[Dataset records]

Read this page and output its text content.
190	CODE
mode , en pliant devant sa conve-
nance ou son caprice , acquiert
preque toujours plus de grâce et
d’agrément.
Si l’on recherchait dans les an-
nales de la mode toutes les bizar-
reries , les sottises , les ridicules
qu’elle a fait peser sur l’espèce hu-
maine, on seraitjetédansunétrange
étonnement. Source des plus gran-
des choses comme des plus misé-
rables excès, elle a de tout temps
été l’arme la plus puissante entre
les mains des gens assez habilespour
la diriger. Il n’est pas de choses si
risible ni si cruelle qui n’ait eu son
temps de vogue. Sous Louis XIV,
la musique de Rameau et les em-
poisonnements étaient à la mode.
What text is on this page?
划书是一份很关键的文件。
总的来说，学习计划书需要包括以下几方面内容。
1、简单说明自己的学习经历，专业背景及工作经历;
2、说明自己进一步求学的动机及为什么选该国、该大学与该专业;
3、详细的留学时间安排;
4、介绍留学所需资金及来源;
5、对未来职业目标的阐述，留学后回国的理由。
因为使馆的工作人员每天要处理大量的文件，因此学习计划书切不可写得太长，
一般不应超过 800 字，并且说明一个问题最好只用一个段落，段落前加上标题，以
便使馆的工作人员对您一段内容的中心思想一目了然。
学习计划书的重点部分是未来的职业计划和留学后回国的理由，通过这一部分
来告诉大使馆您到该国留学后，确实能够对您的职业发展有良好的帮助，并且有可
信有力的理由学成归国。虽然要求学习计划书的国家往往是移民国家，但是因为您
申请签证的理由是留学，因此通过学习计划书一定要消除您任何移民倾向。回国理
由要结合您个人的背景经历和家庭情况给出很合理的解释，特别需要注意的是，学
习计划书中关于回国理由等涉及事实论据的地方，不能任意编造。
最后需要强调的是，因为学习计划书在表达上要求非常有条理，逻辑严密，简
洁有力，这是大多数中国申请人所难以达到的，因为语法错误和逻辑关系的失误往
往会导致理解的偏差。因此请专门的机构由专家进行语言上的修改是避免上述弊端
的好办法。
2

## [WORK REQUIRED]
Repeat all entries. Match them exactly.

## [COMPLETED TASK]
Read this page and output its text content.
190	CODE
mode , en pliant devant sa conve-
nance ou son caprice , acquiert
preque toujours plus de grâce et
d’agrément.
Si l’on recherchait dans les an-
nales de la mode toutes les bizar-
reries , les sottises , les ridicules
qu’elle a fait peser sur l’espèce hu-
maine, on seraitjetédansunétrange
étonnement. Source des plus gran-
des choses comme des plus misé-
rables excès, elle a de tout temps
été l’arme la plus puissante entre
les mains des gens assez habilespour
la diriger. Il n’est pas de choses si
risible ni si cruelle qui n’ait eu son
temps de vogue. Sous Louis XIV,
la musique de Rameau et les em-
poisonnements étaient à la mode.
What text is on this page?
划书是一份很关键的文件。
总的来说，学习计划书需要包括以下几方面内容。
1、简单说明自己的学习经历，专业背景及工作经历;
2、说明自己进一步求学的动机及为什么选该国、该大学与该专业;
3、详细的留学时间安排;
4、介绍留学所需资金及来源;
5、对未来职业目标的阐述，留学后回国的理由。
因为使馆的工作人员每天要处理大量的文件，因此学习计划书切不可写得太长，
一般不应超过 800 字，并且说明一个问题最好只用一个段落，段落前加上标题，以
便使馆的工作人员对您一段内容的中心思想一目了然。
学习计划书的重点部分是未来的职业计划和留学后回国的理由，通过这一部分
来告诉大使馆您到该国留学后，确实能够对您的职业发展有良好的帮助，并且有可
信有力的理由学成归国。虽然要求学习计划书的国家往往是移民国家，但是因为您
申请签证的理由是留学，因此通过学习计划书一定要消除您任何移民倾向。回国理
由要结合您个人的背景经历和家庭情况给出很合理的解释，特别需要注意的是，学
习计划书中关于回国理由等涉及事实论据的地方，不能任意编造。
最后需要强调的是，因为学习计划书在表达上要求非常有条理，逻辑严密，简
洁有力，这是大多数中国申请人所难以达到的，因为语法错误和逻辑关系的失误往
往会导致理解的偏差。因此请专门的机构由专家进行语言上的修改是避免上述弊端
的好办法。
2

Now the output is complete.